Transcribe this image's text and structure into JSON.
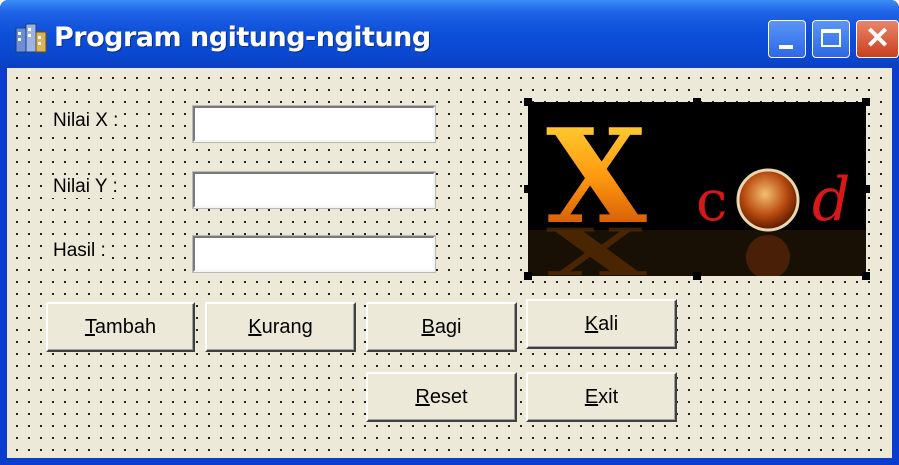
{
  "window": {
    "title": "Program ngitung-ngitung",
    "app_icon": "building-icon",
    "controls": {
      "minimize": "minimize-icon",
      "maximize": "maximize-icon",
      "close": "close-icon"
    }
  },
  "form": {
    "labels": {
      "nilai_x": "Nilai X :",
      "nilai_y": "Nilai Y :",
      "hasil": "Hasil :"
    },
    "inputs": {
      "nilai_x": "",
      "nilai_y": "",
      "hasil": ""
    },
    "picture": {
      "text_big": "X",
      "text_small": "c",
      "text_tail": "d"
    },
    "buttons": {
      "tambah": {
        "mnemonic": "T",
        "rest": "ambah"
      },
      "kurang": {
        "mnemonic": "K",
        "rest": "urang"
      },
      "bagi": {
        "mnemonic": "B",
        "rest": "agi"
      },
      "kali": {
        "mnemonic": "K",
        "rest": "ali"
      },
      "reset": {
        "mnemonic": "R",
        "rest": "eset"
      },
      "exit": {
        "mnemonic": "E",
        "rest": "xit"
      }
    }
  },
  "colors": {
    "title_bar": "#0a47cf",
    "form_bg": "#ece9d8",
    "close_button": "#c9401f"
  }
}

········

Could you repeat all of the material exactly? Pictures should not be copied.

#### Written solution:
Transcribe this image's text and structure into JSON.
{
  "window": {
    "title": "Program ngitung-ngitung",
    "app_icon": "building-icon",
    "controls": {
      "minimize": "minimize-icon",
      "maximize": "maximize-icon",
      "close": "close-icon"
    }
  },
  "form": {
    "labels": {
      "nilai_x": "Nilai X :",
      "nilai_y": "Nilai Y :",
      "hasil": "Hasil :"
    },
    "inputs": {
      "nilai_x": "",
      "nilai_y": "",
      "hasil": ""
    },
    "picture": {
      "text_big": "X",
      "text_small": "c",
      "text_tail": "d"
    },
    "buttons": {
      "tambah": {
        "mnemonic": "T",
        "rest": "ambah"
      },
      "kurang": {
        "mnemonic": "K",
        "rest": "urang"
      },
      "bagi": {
        "mnemonic": "B",
        "rest": "agi"
      },
      "kali": {
        "mnemonic": "K",
        "rest": "ali"
      },
      "reset": {
        "mnemonic": "R",
        "rest": "eset"
      },
      "exit": {
        "mnemonic": "E",
        "rest": "xit"
      }
    }
  },
  "colors": {
    "title_bar": "#0a47cf",
    "form_bg": "#ece9d8",
    "close_button": "#c9401f"
  }
}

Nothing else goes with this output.